Material provided:
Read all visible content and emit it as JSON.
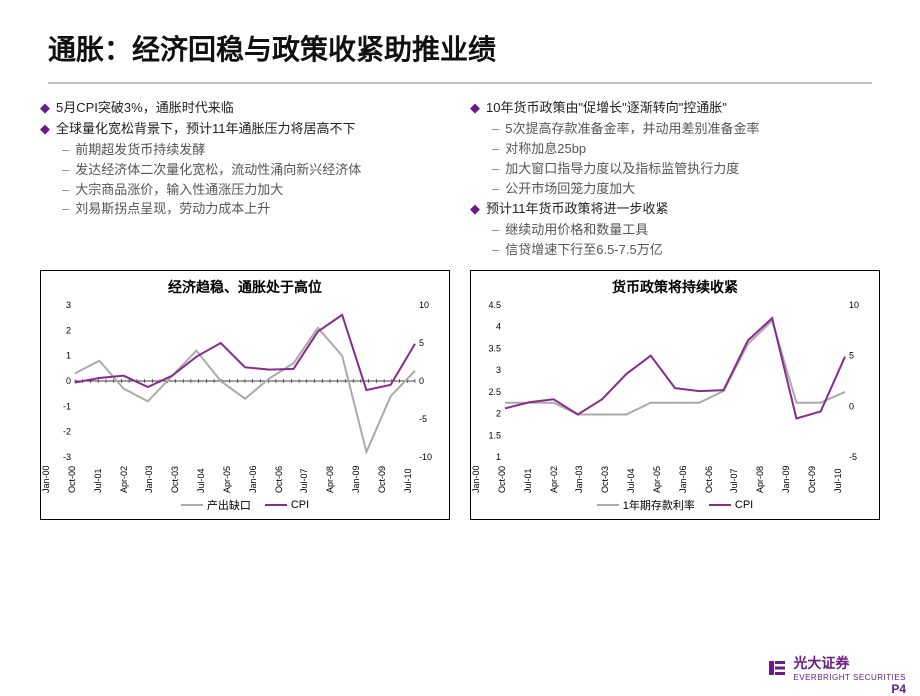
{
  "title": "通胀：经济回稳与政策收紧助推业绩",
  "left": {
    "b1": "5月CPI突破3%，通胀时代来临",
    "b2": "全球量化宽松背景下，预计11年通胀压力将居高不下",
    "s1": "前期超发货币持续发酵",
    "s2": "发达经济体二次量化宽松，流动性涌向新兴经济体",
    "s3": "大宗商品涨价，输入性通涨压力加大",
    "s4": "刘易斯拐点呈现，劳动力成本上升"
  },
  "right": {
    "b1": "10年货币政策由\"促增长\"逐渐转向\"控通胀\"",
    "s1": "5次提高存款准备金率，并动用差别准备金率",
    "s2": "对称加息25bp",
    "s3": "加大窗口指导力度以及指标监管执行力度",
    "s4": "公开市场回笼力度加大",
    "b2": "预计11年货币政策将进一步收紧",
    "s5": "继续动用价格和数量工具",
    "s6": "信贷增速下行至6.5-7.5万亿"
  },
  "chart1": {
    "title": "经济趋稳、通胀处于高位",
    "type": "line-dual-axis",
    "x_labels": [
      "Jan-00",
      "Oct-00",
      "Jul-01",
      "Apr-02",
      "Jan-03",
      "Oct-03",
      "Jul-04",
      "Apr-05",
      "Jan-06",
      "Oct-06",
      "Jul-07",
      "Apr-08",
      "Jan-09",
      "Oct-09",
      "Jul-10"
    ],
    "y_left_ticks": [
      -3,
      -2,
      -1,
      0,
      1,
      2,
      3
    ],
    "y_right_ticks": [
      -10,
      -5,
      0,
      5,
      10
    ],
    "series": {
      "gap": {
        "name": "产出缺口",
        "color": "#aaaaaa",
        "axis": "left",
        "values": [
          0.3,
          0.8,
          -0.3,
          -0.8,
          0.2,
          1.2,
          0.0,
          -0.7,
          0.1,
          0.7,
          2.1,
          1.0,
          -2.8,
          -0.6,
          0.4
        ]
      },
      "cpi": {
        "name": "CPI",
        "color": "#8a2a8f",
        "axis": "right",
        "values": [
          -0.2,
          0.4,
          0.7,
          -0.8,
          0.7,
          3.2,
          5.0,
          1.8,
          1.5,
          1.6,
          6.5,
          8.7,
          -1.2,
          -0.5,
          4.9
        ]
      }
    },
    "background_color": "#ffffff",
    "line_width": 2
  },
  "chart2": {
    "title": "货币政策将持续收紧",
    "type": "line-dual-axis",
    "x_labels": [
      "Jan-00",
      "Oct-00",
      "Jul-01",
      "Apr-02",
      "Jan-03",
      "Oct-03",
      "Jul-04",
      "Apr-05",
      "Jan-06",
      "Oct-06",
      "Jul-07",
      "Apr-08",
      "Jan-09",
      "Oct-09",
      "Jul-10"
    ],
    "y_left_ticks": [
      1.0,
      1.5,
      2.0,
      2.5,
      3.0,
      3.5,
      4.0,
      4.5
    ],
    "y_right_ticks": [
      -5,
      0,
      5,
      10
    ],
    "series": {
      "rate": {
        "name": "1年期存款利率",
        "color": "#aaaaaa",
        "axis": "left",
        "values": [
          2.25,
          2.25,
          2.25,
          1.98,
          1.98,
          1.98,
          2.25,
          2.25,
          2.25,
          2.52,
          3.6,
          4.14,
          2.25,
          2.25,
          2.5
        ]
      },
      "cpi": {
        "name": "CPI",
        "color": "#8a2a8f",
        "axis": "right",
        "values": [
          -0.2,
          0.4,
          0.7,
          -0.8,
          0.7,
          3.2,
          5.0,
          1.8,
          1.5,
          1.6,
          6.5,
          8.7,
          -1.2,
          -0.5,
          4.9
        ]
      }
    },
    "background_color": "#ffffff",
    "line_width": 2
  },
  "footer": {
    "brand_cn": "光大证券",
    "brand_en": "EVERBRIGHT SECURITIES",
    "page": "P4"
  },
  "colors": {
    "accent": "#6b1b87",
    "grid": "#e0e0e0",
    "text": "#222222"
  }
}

...

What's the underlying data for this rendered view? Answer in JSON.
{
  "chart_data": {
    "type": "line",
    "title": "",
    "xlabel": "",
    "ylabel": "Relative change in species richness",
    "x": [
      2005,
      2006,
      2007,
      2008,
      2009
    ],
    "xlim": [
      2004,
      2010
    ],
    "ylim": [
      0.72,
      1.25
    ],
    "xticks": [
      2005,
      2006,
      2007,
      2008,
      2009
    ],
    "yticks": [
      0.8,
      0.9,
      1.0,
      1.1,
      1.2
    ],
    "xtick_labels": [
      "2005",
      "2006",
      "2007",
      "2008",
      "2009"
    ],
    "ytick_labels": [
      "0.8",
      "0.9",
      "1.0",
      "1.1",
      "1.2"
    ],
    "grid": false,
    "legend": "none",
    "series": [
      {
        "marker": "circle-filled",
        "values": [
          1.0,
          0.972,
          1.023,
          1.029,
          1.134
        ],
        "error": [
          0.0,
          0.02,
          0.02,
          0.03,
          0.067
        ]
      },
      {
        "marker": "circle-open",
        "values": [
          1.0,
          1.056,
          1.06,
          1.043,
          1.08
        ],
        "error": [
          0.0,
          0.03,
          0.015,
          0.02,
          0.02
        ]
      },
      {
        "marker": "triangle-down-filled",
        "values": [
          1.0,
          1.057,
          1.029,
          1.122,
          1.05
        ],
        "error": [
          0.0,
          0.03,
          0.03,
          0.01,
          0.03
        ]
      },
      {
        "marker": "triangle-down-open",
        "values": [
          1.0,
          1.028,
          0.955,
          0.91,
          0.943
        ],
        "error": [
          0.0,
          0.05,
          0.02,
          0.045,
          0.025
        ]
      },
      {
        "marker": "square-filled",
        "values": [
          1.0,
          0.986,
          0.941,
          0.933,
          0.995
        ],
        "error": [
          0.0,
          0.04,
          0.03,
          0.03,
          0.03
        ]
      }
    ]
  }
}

Task objective:
Each line above that includes "title" counts once; state the total and nothing more.

Exercise answer:
4